■ **Exercise goal**:
Write out the listing exactly as it is given.

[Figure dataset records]
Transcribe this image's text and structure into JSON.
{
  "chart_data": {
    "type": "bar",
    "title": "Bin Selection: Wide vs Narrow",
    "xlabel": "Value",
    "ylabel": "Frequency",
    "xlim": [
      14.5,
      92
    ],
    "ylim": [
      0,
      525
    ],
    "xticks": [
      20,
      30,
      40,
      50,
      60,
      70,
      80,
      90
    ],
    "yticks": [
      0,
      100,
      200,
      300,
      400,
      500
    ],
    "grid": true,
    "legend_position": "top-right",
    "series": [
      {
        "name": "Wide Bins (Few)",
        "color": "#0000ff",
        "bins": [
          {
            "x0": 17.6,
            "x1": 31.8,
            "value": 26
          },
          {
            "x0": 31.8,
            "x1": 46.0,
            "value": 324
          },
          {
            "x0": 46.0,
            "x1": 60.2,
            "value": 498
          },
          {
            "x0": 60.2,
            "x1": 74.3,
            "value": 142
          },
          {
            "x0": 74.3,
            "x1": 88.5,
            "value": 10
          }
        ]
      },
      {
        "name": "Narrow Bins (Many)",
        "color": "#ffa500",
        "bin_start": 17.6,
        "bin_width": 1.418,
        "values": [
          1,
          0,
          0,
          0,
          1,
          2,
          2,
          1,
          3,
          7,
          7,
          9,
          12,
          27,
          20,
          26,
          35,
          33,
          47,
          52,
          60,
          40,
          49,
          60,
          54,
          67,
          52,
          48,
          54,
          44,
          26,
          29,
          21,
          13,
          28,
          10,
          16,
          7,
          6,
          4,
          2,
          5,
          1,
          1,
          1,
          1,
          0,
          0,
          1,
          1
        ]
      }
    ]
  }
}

■ **Result for this exercise**:
Transcribe this image's text and structure into JSON.
{
  "chart_data": {
    "type": "bar",
    "title": "Bin Selection: Wide vs Narrow",
    "xlabel": "Value",
    "ylabel": "Frequency",
    "xlim": [
      14.5,
      92
    ],
    "ylim": [
      0,
      525
    ],
    "xticks": [
      20,
      30,
      40,
      50,
      60,
      70,
      80,
      90
    ],
    "yticks": [
      0,
      100,
      200,
      300,
      400,
      500
    ],
    "grid": true,
    "legend_position": "top-right",
    "series": [
      {
        "name": "Wide Bins (Few)",
        "color": "#0000ff",
        "bins": [
          {
            "x0": 17.6,
            "x1": 31.8,
            "value": 26
          },
          {
            "x0": 31.8,
            "x1": 46.0,
            "value": 324
          },
          {
            "x0": 46.0,
            "x1": 60.2,
            "value": 498
          },
          {
            "x0": 60.2,
            "x1": 74.3,
            "value": 142
          },
          {
            "x0": 74.3,
            "x1": 88.5,
            "value": 10
          }
        ]
      },
      {
        "name": "Narrow Bins (Many)",
        "color": "#ffa500",
        "bin_start": 17.6,
        "bin_width": 1.418,
        "values": [
          1,
          0,
          0,
          0,
          1,
          2,
          2,
          1,
          3,
          7,
          7,
          9,
          12,
          27,
          20,
          26,
          35,
          33,
          47,
          52,
          60,
          40,
          49,
          60,
          54,
          67,
          52,
          48,
          54,
          44,
          26,
          29,
          21,
          13,
          28,
          10,
          16,
          7,
          6,
          4,
          2,
          5,
          1,
          1,
          1,
          1,
          0,
          0,
          1,
          1
        ]
      }
    ]
  }
}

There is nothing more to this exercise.